### Aim
Each line that holds the word "Zadanie" should be returned.

(Dataset records)
** Begin **

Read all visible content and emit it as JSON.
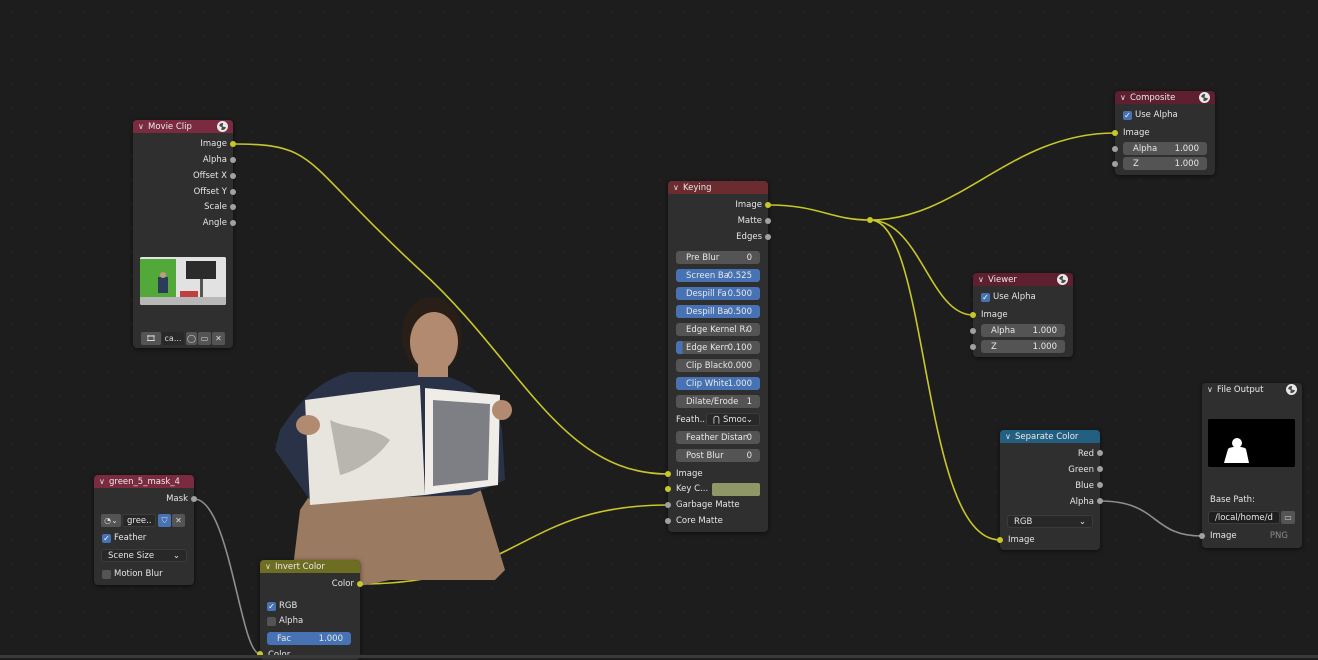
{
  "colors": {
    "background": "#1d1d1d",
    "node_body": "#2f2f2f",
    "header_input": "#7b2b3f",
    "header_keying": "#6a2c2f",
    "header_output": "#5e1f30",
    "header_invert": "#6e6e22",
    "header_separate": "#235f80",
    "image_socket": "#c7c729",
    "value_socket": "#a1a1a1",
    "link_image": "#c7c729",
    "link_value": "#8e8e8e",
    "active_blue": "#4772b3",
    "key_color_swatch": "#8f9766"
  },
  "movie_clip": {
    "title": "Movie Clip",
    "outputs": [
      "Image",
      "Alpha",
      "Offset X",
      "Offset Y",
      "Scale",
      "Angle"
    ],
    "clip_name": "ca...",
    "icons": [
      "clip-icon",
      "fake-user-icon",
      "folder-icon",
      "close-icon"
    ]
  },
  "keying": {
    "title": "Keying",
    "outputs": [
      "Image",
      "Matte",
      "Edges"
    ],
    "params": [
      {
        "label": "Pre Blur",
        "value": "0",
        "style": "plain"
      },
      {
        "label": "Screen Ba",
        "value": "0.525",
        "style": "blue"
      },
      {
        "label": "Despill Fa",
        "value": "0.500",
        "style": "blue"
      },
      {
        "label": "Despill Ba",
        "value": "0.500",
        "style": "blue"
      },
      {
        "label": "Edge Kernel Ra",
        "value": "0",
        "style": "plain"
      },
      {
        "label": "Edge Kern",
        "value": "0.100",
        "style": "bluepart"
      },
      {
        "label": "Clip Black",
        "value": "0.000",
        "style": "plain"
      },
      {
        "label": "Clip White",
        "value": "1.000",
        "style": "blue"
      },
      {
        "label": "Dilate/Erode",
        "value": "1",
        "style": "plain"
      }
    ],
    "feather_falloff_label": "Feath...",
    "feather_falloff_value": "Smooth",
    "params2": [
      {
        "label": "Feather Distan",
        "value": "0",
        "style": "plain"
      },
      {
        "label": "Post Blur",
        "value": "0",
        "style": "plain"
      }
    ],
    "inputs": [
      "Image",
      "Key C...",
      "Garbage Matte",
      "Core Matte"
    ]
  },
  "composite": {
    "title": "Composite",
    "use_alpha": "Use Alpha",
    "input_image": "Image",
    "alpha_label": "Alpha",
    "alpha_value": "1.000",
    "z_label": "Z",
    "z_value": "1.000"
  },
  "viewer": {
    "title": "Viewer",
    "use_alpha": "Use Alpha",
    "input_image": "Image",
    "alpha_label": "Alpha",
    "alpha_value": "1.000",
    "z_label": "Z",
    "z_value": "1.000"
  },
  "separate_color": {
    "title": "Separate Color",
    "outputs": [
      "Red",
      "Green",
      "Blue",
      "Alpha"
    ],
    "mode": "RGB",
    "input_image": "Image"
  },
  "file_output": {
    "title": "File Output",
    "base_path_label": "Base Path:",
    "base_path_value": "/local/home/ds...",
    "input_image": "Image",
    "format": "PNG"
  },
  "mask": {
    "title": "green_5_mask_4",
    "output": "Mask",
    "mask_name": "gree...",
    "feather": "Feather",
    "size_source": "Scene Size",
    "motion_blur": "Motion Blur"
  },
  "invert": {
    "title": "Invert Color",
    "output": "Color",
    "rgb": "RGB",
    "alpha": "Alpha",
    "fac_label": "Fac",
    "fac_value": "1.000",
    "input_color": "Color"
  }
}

** End **
** Begin **

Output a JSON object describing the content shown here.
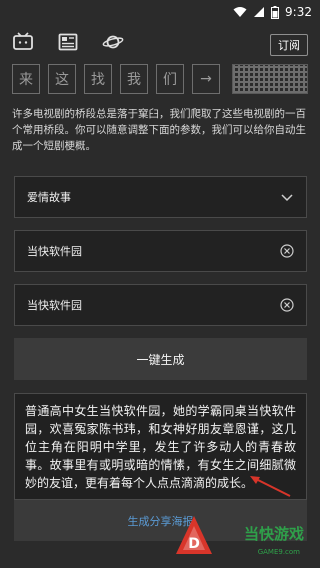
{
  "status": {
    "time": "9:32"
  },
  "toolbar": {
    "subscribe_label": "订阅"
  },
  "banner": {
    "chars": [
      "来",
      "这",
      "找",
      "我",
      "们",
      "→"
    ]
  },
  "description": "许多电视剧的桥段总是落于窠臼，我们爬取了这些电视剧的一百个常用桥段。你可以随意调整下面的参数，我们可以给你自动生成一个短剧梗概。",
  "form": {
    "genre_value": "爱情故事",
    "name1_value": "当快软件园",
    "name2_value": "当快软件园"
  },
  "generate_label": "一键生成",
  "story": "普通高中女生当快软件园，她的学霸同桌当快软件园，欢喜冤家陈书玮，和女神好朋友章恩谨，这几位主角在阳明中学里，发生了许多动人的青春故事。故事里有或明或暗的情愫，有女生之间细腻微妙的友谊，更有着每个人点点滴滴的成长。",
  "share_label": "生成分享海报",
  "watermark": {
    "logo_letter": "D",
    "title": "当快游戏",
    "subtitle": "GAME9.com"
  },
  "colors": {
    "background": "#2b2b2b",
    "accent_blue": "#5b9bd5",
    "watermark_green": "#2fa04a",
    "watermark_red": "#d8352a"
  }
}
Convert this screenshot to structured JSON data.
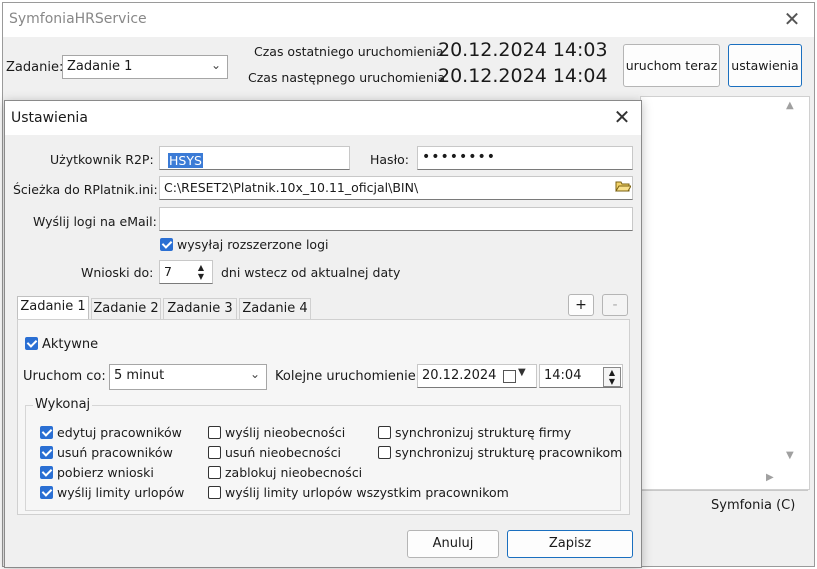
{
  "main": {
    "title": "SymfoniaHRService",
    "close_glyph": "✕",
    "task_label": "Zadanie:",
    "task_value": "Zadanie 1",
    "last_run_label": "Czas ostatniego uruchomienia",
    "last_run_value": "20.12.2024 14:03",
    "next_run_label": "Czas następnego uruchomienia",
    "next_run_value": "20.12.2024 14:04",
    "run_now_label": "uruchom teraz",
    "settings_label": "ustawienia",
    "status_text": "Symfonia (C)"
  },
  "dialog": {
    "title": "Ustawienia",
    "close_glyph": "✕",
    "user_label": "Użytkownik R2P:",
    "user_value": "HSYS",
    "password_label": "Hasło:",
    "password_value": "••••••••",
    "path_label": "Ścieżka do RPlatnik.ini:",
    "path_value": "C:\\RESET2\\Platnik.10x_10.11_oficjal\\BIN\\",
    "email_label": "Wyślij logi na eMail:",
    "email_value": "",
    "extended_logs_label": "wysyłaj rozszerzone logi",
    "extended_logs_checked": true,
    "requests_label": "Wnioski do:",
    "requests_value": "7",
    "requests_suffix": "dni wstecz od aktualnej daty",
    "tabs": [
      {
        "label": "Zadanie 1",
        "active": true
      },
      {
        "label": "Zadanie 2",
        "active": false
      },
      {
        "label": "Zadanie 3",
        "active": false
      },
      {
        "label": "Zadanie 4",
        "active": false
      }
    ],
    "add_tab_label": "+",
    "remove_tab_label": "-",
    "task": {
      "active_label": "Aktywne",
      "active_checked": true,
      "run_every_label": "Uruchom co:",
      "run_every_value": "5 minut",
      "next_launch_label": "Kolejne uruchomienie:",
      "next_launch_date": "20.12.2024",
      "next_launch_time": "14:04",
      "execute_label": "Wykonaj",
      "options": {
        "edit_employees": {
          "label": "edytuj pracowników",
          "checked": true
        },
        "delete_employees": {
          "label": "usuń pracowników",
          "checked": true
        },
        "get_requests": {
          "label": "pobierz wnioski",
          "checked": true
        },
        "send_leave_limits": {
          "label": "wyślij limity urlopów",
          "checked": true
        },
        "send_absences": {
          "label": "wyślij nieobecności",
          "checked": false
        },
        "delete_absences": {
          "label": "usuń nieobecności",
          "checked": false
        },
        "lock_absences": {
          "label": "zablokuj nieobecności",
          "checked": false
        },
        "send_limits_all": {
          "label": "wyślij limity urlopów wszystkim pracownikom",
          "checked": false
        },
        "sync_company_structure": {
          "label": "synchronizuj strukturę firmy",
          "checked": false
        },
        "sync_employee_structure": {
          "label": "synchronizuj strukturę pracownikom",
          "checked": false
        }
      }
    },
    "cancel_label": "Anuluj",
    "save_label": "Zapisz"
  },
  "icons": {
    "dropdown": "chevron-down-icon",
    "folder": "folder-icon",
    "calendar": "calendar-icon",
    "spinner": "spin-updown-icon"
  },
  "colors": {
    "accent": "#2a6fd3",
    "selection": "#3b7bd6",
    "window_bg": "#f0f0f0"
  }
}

** End **
** Begin **

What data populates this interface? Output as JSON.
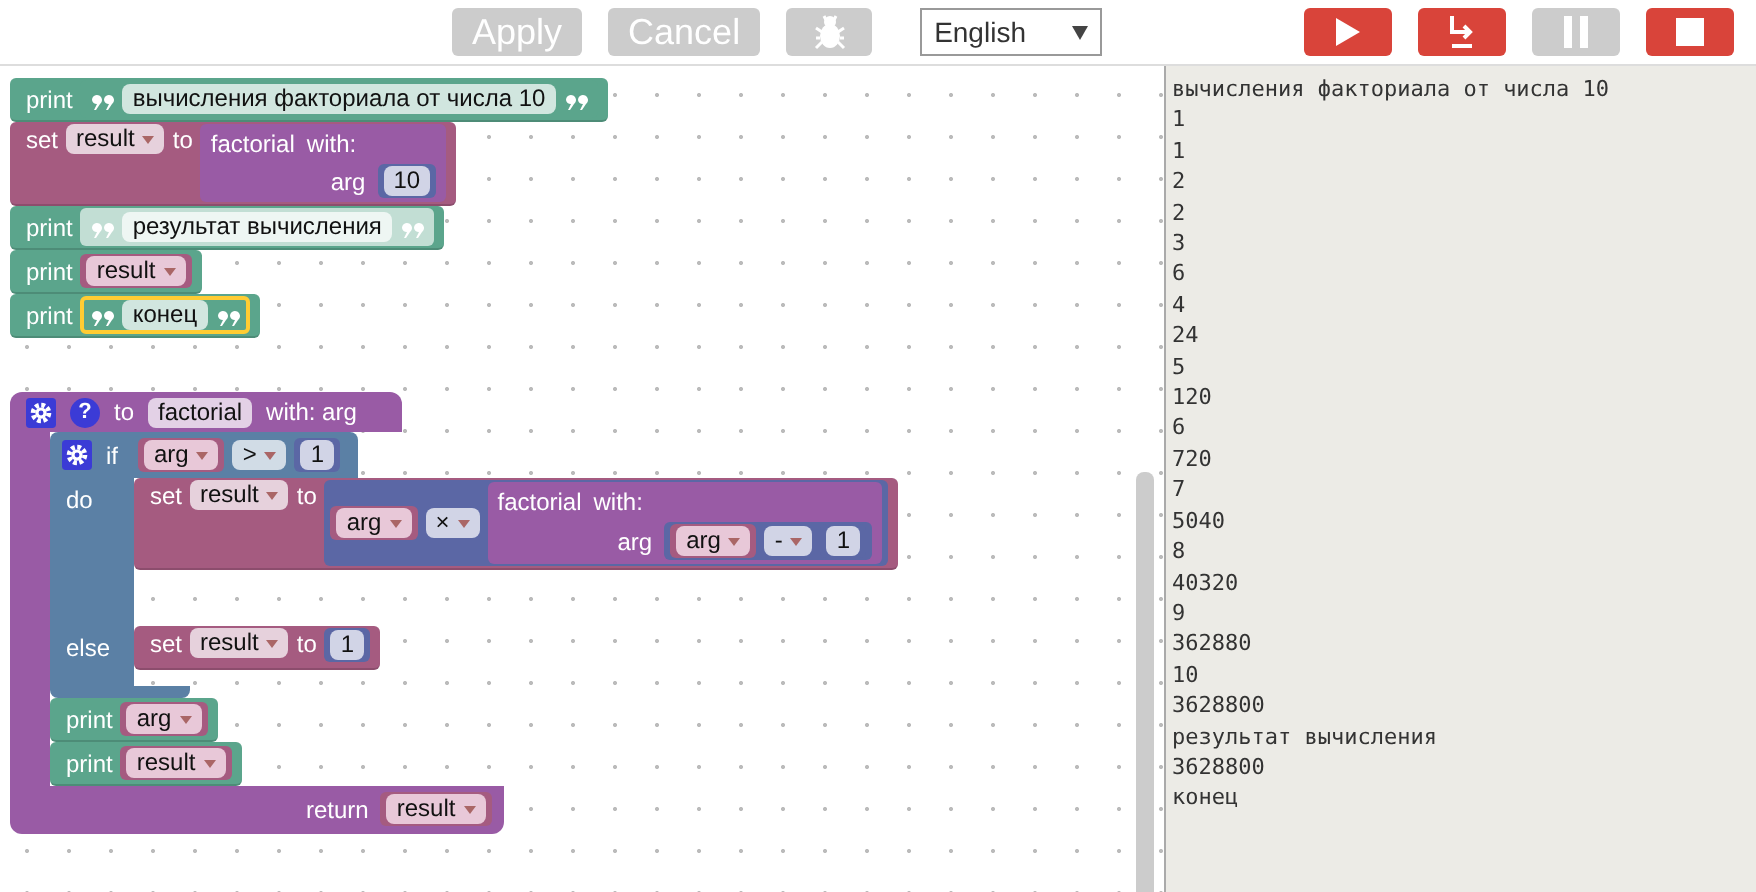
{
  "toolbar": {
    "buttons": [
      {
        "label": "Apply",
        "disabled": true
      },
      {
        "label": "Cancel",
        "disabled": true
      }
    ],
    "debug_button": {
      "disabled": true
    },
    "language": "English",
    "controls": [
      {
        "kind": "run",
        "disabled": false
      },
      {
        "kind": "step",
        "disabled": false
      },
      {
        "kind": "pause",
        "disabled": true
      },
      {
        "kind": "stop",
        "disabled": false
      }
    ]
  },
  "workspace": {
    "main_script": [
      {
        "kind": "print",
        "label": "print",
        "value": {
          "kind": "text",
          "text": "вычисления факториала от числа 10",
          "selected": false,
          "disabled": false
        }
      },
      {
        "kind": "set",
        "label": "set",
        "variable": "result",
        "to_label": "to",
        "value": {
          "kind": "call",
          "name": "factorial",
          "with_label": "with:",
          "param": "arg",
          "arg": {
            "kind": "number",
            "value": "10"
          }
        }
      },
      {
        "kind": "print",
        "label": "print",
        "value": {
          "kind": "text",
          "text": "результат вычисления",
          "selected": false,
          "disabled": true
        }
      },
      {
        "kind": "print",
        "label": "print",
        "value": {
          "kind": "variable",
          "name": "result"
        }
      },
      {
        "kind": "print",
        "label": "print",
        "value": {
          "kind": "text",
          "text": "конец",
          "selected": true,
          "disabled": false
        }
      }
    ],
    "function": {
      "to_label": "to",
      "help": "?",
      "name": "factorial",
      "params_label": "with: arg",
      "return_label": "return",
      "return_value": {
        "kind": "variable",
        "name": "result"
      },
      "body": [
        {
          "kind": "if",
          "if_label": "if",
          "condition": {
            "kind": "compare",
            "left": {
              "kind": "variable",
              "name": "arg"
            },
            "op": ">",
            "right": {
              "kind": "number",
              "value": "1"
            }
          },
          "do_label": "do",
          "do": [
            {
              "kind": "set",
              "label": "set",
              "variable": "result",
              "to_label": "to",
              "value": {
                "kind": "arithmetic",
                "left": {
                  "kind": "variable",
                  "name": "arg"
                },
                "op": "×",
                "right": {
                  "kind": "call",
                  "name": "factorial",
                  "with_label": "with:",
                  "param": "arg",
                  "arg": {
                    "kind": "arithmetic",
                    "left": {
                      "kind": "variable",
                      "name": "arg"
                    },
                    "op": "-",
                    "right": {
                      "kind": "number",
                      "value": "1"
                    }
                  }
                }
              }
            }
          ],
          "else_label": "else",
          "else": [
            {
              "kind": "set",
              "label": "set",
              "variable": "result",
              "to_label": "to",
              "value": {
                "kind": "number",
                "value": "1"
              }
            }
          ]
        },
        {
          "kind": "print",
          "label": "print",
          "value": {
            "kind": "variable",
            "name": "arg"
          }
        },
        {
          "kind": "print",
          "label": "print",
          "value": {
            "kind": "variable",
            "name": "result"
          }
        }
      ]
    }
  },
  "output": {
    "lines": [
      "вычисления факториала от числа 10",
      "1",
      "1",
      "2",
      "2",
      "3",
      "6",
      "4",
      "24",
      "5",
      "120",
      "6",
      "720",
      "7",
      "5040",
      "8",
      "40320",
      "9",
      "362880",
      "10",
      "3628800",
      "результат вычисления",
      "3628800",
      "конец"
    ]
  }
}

** End **

### Solved problem
    "task_label": "Zadanie:",
    "task_value": "Zadanie 1",
        "label": "Zadanie 1",
        "label": "Zadanie 2",
        "label": "Zadanie 3",
        "label": "Zadanie 4",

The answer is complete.